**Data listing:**
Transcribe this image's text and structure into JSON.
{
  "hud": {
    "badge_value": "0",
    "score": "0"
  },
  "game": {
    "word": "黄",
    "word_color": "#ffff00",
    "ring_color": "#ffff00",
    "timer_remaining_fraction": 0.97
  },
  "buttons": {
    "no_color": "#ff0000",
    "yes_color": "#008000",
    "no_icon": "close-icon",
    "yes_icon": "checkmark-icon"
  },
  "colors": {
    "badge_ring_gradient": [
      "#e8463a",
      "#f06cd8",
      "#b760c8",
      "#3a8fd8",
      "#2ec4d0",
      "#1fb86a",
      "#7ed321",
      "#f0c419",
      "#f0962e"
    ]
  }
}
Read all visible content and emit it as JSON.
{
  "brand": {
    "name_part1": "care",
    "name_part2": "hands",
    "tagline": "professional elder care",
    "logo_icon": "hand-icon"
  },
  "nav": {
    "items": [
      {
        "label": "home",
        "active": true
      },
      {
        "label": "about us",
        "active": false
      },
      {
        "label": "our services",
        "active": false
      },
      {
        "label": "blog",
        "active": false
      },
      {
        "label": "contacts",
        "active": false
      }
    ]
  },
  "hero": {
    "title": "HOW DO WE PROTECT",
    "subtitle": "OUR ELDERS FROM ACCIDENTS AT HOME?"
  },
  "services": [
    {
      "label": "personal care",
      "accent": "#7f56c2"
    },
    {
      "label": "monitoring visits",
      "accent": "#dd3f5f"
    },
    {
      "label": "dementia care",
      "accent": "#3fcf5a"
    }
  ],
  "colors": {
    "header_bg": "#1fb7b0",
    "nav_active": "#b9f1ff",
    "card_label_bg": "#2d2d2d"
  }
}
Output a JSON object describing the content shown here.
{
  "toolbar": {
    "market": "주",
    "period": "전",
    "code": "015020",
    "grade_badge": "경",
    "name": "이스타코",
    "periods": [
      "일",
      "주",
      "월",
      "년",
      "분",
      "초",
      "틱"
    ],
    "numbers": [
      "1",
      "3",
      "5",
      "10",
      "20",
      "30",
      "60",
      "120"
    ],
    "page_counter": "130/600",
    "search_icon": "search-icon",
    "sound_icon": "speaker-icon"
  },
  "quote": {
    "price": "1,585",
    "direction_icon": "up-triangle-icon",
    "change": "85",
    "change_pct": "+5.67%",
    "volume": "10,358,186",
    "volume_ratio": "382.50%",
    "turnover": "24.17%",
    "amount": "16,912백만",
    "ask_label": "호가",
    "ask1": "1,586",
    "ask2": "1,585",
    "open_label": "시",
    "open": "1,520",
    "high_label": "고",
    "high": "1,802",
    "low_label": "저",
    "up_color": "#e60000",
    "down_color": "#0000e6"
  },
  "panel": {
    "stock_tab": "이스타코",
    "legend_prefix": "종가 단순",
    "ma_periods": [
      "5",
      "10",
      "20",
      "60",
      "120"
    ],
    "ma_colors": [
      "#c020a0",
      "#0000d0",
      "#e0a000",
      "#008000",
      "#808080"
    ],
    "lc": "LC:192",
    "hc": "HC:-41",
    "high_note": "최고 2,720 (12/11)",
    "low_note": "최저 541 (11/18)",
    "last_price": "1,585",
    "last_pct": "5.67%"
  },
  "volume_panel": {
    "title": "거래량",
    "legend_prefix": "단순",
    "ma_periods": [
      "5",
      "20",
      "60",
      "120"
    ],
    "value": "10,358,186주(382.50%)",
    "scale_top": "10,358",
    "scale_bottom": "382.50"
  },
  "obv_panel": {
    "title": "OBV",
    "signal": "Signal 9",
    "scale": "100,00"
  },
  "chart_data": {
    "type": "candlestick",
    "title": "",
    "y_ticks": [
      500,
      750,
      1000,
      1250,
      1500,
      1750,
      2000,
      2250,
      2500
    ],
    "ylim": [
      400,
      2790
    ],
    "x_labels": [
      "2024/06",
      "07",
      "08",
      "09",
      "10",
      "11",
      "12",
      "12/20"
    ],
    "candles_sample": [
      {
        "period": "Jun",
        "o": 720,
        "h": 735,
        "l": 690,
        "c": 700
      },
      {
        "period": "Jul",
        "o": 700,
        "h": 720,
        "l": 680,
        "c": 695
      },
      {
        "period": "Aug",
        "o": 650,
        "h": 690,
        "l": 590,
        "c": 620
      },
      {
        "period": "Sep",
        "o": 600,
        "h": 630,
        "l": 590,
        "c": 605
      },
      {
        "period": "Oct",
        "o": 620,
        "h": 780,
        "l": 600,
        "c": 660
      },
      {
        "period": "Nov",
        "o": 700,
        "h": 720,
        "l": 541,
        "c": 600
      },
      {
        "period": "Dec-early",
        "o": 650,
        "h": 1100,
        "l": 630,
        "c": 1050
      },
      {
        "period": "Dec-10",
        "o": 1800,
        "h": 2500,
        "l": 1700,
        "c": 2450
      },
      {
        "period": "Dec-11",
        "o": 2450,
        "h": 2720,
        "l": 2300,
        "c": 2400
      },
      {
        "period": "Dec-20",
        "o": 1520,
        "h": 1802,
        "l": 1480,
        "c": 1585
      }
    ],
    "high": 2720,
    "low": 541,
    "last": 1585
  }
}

**Given exercise:**
Repeat all of the records above exactly as written.

**Completed task:**
Transcribe this image's text and structure into JSON.
{
  "hud": {
    "badge_value": "0",
    "score": "0"
  },
  "game": {
    "word": "黄",
    "word_color": "#ffff00",
    "ring_color": "#ffff00",
    "timer_remaining_fraction": 0.97
  },
  "buttons": {
    "no_color": "#ff0000",
    "yes_color": "#008000",
    "no_icon": "close-icon",
    "yes_icon": "checkmark-icon"
  },
  "colors": {
    "badge_ring_gradient": [
      "#e8463a",
      "#f06cd8",
      "#b760c8",
      "#3a8fd8",
      "#2ec4d0",
      "#1fb86a",
      "#7ed321",
      "#f0c419",
      "#f0962e"
    ]
  }
}
Read all visible content and emit it as JSON.
{
  "brand": {
    "name_part1": "care",
    "name_part2": "hands",
    "tagline": "professional elder care",
    "logo_icon": "hand-icon"
  },
  "nav": {
    "items": [
      {
        "label": "home",
        "active": true
      },
      {
        "label": "about us",
        "active": false
      },
      {
        "label": "our services",
        "active": false
      },
      {
        "label": "blog",
        "active": false
      },
      {
        "label": "contacts",
        "active": false
      }
    ]
  },
  "hero": {
    "title": "HOW DO WE PROTECT",
    "subtitle": "OUR ELDERS FROM ACCIDENTS AT HOME?"
  },
  "services": [
    {
      "label": "personal care",
      "accent": "#7f56c2"
    },
    {
      "label": "monitoring visits",
      "accent": "#dd3f5f"
    },
    {
      "label": "dementia care",
      "accent": "#3fcf5a"
    }
  ],
  "colors": {
    "header_bg": "#1fb7b0",
    "nav_active": "#b9f1ff",
    "card_label_bg": "#2d2d2d"
  }
}
Output a JSON object describing the content shown here.
{
  "toolbar": {
    "market": "주",
    "period": "전",
    "code": "015020",
    "grade_badge": "경",
    "name": "이스타코",
    "periods": [
      "일",
      "주",
      "월",
      "년",
      "분",
      "초",
      "틱"
    ],
    "numbers": [
      "1",
      "3",
      "5",
      "10",
      "20",
      "30",
      "60",
      "120"
    ],
    "page_counter": "130/600",
    "search_icon": "search-icon",
    "sound_icon": "speaker-icon"
  },
  "quote": {
    "price": "1,585",
    "direction_icon": "up-triangle-icon",
    "change": "85",
    "change_pct": "+5.67%",
    "volume": "10,358,186",
    "volume_ratio": "382.50%",
    "turnover": "24.17%",
    "amount": "16,912백만",
    "ask_label": "호가",
    "ask1": "1,586",
    "ask2": "1,585",
    "open_label": "시",
    "open": "1,520",
    "high_label": "고",
    "high": "1,802",
    "low_label": "저",
    "up_color": "#e60000",
    "down_color": "#0000e6"
  },
  "panel": {
    "stock_tab": "이스타코",
    "legend_prefix": "종가 단순",
    "ma_periods": [
      "5",
      "10",
      "20",
      "60",
      "120"
    ],
    "ma_colors": [
      "#c020a0",
      "#0000d0",
      "#e0a000",
      "#008000",
      "#808080"
    ],
    "lc": "LC:192",
    "hc": "HC:-41",
    "high_note": "최고 2,720 (12/11)",
    "low_note": "최저 541 (11/18)",
    "last_price": "1,585",
    "last_pct": "5.67%"
  },
  "volume_panel": {
    "title": "거래량",
    "legend_prefix": "단순",
    "ma_periods": [
      "5",
      "20",
      "60",
      "120"
    ],
    "value": "10,358,186주(382.50%)",
    "scale_top": "10,358",
    "scale_bottom": "382.50"
  },
  "obv_panel": {
    "title": "OBV",
    "signal": "Signal 9",
    "scale": "100,00"
  },
  "chart_data": {
    "type": "candlestick",
    "title": "",
    "y_ticks": [
      500,
      750,
      1000,
      1250,
      1500,
      1750,
      2000,
      2250,
      2500
    ],
    "ylim": [
      400,
      2790
    ],
    "x_labels": [
      "2024/06",
      "07",
      "08",
      "09",
      "10",
      "11",
      "12",
      "12/20"
    ],
    "candles_sample": [
      {
        "period": "Jun",
        "o": 720,
        "h": 735,
        "l": 690,
        "c": 700
      },
      {
        "period": "Jul",
        "o": 700,
        "h": 720,
        "l": 680,
        "c": 695
      },
      {
        "period": "Aug",
        "o": 650,
        "h": 690,
        "l": 590,
        "c": 620
      },
      {
        "period": "Sep",
        "o": 600,
        "h": 630,
        "l": 590,
        "c": 605
      },
      {
        "period": "Oct",
        "o": 620,
        "h": 780,
        "l": 600,
        "c": 660
      },
      {
        "period": "Nov",
        "o": 700,
        "h": 720,
        "l": 541,
        "c": 600
      },
      {
        "period": "Dec-early",
        "o": 650,
        "h": 1100,
        "l": 630,
        "c": 1050
      },
      {
        "period": "Dec-10",
        "o": 1800,
        "h": 2500,
        "l": 1700,
        "c": 2450
      },
      {
        "period": "Dec-11",
        "o": 2450,
        "h": 2720,
        "l": 2300,
        "c": 2400
      },
      {
        "period": "Dec-20",
        "o": 1520,
        "h": 1802,
        "l": 1480,
        "c": 1585
      }
    ],
    "high": 2720,
    "low": 541,
    "last": 1585
  }
}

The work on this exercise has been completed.